▶ _Material_
================

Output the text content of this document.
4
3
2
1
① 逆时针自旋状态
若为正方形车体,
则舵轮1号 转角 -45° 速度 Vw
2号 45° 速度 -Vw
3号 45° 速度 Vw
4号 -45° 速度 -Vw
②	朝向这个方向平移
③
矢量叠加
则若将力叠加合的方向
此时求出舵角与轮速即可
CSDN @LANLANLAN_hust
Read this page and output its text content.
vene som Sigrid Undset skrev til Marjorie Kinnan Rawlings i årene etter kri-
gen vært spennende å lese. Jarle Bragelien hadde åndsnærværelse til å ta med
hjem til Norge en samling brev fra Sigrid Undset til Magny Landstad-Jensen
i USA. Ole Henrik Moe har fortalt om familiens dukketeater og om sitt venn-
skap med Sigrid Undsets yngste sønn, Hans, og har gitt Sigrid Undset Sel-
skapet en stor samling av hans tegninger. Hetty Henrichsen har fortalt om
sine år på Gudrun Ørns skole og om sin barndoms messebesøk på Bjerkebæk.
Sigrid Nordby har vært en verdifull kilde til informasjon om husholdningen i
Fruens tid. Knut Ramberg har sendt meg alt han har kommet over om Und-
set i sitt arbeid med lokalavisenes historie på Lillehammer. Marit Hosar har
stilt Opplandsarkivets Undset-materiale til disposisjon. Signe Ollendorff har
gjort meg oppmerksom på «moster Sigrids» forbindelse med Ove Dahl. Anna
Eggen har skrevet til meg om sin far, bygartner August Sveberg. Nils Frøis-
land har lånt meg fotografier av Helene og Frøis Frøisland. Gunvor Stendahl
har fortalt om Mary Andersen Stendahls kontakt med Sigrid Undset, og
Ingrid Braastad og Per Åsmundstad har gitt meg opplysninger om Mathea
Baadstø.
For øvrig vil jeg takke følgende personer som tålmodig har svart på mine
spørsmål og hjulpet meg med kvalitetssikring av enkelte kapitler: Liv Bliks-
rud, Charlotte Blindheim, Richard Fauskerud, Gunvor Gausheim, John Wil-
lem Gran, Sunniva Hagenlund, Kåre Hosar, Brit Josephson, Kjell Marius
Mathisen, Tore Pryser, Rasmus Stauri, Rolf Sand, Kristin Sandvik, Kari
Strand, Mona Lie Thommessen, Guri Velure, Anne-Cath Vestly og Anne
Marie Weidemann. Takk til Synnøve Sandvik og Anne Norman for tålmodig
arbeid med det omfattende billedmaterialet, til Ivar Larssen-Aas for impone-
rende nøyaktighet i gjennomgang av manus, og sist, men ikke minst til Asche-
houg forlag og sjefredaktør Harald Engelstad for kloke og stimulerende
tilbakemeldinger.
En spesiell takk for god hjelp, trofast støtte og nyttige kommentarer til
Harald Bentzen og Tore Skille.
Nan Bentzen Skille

================

▶ _Exercise details_
Look through the entries above; copy each line where the string "arbeid" appears.

▶ _Answer_
set i sitt arbeid med lokalavisenes historie på Lillehammer. Marit Hosar har
arbeid med det omfattende billedmaterialet, til Ivar Larssen-Aas for impone-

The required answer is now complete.